Give the number of lines in the data that hold the word "filled", and nothing else.

### Dataset content

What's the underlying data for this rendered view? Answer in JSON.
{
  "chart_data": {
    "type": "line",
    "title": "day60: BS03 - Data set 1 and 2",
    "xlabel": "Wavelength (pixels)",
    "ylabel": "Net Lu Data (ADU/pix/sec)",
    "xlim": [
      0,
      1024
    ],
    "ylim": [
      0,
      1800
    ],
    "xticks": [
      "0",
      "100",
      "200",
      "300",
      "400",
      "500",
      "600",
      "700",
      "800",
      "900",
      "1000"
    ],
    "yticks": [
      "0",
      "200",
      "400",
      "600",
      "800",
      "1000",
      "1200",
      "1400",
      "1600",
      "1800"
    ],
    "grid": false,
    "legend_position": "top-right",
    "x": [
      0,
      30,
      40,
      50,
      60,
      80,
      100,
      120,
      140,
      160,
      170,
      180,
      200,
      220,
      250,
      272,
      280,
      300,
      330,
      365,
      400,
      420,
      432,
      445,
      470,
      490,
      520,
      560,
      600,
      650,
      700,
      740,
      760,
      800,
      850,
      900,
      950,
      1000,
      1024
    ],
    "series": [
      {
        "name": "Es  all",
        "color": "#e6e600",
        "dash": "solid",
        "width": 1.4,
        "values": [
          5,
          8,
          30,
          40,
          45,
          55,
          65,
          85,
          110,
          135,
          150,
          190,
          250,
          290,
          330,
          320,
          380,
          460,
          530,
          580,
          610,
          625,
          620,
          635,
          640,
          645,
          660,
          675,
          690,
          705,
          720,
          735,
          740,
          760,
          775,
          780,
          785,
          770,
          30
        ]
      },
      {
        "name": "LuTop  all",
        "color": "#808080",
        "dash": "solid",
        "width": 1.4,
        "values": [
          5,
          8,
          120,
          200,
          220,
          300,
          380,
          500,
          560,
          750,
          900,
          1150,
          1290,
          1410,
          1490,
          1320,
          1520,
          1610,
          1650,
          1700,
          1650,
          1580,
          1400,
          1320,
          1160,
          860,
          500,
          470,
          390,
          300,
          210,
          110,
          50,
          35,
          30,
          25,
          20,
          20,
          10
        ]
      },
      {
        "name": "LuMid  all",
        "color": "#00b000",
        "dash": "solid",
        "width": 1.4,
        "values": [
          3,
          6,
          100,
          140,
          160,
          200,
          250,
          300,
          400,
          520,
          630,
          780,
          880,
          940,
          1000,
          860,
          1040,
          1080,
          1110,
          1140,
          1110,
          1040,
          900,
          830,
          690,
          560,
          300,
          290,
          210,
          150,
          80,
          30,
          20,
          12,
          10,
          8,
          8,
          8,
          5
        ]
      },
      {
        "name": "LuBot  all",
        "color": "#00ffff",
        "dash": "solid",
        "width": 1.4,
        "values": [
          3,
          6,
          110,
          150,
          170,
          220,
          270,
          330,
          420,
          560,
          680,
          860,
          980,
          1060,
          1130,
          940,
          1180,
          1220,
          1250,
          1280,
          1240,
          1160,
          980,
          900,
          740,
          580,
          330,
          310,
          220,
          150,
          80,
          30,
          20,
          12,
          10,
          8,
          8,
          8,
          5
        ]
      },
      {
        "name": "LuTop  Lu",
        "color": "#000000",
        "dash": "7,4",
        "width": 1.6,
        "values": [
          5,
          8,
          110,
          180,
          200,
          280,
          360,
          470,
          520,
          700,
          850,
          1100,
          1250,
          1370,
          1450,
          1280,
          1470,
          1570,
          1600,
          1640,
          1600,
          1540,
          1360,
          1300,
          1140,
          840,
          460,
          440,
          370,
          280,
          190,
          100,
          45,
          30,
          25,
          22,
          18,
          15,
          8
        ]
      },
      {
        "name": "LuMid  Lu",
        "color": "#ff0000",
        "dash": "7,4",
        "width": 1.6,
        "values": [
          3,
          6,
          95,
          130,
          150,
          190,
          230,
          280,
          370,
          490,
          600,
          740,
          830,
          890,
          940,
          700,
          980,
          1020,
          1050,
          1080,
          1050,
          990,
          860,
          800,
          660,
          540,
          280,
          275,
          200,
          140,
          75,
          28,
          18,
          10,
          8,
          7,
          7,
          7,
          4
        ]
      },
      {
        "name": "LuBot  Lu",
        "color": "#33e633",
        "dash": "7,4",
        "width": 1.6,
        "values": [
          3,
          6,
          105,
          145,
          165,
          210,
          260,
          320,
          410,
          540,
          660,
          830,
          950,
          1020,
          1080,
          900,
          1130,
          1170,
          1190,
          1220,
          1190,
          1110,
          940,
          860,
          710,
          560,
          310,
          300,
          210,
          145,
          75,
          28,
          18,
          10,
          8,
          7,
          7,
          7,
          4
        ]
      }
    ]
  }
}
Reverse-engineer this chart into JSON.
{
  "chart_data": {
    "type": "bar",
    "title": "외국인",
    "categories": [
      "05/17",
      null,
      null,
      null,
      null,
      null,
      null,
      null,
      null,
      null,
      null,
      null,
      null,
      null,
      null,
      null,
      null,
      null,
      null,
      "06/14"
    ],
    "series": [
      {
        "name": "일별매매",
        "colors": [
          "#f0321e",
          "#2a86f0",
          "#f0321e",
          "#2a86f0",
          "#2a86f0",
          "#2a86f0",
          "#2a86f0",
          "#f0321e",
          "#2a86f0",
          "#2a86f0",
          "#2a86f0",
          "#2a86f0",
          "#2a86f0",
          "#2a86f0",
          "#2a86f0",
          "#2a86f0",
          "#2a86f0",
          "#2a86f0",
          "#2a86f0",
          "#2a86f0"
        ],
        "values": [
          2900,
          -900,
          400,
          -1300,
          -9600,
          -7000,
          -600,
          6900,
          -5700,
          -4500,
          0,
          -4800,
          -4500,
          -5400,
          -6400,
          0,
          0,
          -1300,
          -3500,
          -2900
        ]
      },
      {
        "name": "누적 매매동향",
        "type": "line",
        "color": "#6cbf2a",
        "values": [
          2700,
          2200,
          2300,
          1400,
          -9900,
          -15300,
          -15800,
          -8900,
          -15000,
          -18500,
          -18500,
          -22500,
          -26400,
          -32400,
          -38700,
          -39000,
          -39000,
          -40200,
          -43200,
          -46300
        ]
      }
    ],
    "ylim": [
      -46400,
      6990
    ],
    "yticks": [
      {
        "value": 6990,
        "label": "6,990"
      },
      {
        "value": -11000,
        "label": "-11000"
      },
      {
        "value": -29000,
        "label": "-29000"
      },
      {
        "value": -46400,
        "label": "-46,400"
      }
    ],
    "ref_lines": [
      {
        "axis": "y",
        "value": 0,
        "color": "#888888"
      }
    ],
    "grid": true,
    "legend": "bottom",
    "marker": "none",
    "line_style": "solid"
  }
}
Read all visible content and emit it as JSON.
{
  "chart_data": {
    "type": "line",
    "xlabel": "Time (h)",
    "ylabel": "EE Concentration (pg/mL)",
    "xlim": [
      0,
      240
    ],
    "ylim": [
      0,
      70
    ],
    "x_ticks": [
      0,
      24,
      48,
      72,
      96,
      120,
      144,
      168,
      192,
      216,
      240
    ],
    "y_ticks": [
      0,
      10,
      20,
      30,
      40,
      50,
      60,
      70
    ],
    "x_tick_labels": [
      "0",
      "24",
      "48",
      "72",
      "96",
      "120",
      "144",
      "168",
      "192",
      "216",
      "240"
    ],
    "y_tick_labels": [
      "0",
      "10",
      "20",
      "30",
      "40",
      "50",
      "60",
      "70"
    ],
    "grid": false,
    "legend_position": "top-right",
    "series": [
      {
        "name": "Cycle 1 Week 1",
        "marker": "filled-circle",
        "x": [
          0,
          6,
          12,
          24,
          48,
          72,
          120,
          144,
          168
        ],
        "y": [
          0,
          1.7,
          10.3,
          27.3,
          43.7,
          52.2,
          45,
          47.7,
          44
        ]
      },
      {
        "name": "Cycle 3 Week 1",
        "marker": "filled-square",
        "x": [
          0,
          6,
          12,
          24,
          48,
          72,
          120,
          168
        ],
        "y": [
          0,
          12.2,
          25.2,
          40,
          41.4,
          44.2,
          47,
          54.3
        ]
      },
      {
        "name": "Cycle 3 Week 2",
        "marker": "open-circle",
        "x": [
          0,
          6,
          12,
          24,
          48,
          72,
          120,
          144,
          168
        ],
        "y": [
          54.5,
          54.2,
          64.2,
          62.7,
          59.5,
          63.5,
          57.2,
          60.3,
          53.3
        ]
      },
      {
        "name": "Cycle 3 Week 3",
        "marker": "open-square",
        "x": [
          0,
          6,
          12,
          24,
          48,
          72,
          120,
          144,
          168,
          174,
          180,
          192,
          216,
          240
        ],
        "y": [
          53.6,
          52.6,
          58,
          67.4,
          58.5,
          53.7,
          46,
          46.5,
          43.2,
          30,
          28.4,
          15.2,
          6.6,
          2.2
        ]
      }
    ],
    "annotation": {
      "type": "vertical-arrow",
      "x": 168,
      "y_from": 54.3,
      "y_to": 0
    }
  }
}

######

> Output:
2